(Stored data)
## START
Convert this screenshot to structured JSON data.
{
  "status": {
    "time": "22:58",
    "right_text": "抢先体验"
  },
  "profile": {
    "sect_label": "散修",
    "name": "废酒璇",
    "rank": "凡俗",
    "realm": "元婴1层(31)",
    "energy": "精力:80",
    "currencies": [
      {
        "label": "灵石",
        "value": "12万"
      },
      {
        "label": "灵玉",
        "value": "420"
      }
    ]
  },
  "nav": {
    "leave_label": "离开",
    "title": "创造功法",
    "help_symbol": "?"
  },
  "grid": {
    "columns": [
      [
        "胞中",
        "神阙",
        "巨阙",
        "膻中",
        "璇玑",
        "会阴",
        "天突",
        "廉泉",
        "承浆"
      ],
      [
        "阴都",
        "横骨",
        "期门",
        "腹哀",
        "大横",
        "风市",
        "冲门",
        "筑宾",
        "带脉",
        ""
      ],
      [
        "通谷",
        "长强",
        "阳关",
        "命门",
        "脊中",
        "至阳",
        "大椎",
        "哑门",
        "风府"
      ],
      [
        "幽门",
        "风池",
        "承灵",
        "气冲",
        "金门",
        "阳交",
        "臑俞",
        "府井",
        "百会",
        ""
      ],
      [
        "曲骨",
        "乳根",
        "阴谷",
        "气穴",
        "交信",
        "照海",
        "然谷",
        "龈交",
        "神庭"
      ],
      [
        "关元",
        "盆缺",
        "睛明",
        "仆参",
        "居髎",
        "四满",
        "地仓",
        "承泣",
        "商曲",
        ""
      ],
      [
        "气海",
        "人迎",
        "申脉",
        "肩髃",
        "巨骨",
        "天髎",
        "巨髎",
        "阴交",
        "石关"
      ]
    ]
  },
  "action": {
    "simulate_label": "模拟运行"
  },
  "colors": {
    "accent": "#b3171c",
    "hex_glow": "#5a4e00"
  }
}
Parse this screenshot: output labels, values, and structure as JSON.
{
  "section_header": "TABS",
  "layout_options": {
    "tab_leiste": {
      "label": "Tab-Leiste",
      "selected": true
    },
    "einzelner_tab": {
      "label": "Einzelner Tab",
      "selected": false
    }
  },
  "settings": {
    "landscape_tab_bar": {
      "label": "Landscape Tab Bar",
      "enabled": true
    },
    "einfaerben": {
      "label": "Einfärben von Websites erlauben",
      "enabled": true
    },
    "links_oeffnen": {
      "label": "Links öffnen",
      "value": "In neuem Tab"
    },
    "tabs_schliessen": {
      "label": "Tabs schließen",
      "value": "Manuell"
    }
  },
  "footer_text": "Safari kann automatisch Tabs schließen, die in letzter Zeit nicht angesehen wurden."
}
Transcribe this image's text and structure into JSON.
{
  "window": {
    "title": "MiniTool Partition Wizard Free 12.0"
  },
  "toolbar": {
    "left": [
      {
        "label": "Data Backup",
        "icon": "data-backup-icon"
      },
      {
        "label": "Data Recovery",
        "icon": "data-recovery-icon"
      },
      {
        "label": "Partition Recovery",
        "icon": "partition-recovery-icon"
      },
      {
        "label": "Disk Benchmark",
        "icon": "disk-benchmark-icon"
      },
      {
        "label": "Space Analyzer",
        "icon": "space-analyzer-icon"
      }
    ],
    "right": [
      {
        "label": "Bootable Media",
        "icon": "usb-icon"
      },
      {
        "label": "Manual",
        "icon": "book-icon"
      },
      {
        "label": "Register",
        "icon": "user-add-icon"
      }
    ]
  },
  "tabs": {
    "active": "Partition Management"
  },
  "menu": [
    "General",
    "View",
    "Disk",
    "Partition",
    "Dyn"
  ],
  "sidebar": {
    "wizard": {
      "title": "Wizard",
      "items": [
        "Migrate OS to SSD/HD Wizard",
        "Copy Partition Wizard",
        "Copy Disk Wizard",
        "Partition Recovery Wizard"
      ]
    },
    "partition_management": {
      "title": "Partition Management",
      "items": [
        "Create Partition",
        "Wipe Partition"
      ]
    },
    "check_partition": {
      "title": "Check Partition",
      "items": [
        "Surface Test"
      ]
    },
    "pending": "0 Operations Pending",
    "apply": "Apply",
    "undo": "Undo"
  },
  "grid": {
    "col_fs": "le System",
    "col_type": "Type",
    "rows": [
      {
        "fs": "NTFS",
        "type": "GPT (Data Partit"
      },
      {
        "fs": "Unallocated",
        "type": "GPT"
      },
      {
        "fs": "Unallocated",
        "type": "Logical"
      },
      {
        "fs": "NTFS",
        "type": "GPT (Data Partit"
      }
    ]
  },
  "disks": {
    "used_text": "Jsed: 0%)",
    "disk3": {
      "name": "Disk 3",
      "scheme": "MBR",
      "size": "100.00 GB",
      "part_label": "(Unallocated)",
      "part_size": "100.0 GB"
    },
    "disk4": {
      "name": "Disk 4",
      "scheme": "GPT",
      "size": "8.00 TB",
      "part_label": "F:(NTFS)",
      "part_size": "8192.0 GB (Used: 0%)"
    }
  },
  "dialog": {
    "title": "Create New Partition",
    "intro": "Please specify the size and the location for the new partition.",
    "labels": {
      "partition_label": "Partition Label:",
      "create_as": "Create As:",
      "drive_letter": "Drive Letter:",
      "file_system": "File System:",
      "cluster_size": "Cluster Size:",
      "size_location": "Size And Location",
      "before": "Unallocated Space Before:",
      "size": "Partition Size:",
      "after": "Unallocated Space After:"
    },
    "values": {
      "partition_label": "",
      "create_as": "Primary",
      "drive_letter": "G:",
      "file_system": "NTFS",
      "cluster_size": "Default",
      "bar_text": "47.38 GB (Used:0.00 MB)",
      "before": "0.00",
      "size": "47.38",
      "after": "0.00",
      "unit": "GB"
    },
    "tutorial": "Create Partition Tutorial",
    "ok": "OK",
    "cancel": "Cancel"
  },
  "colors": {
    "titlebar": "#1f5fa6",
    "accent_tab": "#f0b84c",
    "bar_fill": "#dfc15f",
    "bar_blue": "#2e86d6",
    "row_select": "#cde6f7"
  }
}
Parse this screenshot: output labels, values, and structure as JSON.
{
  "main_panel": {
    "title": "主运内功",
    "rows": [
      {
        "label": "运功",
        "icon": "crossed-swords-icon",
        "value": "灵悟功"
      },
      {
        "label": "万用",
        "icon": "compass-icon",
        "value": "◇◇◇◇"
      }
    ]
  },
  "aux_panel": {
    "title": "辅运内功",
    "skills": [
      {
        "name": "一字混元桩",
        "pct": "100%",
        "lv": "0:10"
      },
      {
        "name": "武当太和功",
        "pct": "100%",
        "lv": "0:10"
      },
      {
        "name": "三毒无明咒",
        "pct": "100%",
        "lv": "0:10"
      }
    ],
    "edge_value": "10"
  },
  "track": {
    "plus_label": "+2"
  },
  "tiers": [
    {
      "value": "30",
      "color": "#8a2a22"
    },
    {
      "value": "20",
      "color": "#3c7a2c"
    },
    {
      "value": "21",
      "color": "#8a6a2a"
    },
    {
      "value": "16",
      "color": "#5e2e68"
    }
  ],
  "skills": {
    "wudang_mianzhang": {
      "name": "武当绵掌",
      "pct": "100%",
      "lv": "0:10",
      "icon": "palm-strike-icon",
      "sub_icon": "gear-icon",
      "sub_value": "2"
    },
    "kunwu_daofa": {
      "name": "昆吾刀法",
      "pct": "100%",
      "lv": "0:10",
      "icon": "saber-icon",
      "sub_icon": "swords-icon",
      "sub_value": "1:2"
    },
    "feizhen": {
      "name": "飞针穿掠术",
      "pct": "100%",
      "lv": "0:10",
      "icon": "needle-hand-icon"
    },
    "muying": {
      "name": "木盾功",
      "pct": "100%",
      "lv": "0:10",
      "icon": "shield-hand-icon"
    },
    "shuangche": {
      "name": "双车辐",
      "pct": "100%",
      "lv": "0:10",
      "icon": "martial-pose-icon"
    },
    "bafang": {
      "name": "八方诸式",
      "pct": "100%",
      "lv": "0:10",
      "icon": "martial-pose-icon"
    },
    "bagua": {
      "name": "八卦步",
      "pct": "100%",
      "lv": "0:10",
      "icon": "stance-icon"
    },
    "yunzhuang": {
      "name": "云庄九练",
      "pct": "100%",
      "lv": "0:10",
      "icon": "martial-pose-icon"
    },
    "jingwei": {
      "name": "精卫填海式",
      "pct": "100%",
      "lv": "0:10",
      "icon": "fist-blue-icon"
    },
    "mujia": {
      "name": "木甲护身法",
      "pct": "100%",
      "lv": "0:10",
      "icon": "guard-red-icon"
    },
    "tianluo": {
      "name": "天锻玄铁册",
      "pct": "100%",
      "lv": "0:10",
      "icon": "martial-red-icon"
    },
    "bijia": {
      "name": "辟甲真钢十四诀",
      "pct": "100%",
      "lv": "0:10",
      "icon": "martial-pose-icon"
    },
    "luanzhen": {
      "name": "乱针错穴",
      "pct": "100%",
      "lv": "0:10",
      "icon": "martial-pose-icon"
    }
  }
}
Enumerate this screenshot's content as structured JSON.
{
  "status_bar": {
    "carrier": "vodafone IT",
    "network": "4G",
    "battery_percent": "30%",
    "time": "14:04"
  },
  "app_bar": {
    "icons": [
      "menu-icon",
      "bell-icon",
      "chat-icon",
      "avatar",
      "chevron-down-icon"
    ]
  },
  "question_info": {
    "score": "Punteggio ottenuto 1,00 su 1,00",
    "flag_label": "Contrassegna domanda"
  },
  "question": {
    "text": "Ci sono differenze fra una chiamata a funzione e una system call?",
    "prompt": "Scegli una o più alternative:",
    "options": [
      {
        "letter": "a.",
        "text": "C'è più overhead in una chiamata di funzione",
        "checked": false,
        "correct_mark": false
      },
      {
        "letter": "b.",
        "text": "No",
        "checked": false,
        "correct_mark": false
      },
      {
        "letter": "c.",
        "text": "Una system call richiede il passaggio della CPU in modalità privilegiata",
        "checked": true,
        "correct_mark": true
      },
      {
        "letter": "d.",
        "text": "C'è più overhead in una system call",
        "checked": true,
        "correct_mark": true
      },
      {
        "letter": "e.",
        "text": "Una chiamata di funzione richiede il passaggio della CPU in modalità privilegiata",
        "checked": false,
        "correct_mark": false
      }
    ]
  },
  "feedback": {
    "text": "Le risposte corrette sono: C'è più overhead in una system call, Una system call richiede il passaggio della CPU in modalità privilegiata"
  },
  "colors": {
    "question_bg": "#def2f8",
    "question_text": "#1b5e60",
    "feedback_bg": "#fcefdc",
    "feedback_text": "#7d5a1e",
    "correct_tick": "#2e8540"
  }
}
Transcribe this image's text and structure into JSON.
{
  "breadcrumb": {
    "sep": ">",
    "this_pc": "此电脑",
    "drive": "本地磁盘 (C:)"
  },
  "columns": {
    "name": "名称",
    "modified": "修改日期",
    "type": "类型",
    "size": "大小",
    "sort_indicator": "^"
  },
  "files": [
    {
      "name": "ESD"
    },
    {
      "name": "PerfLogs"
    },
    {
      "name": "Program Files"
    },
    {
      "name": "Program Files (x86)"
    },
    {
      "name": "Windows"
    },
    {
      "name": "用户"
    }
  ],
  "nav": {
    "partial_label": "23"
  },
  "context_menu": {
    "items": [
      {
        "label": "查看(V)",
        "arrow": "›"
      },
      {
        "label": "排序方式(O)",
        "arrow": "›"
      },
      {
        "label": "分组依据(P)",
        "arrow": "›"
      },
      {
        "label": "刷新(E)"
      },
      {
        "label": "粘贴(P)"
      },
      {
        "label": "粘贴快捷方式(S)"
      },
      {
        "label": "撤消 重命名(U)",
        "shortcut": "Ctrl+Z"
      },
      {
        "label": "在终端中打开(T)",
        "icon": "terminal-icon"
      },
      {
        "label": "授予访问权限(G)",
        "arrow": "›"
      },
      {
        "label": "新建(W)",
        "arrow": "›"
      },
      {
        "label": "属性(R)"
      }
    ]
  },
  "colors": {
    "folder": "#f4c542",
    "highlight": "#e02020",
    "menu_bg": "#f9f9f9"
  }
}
## END
Take every line above carrying "screenshot" and return it.

**RIGHT ANSWER:**
Convert this screenshot to structured JSON data.
Parse this screenshot: output labels, values, and structure as JSON.
Parse this screenshot: output labels, values, and structure as JSON.
Enumerate this screenshot's content as structured JSON.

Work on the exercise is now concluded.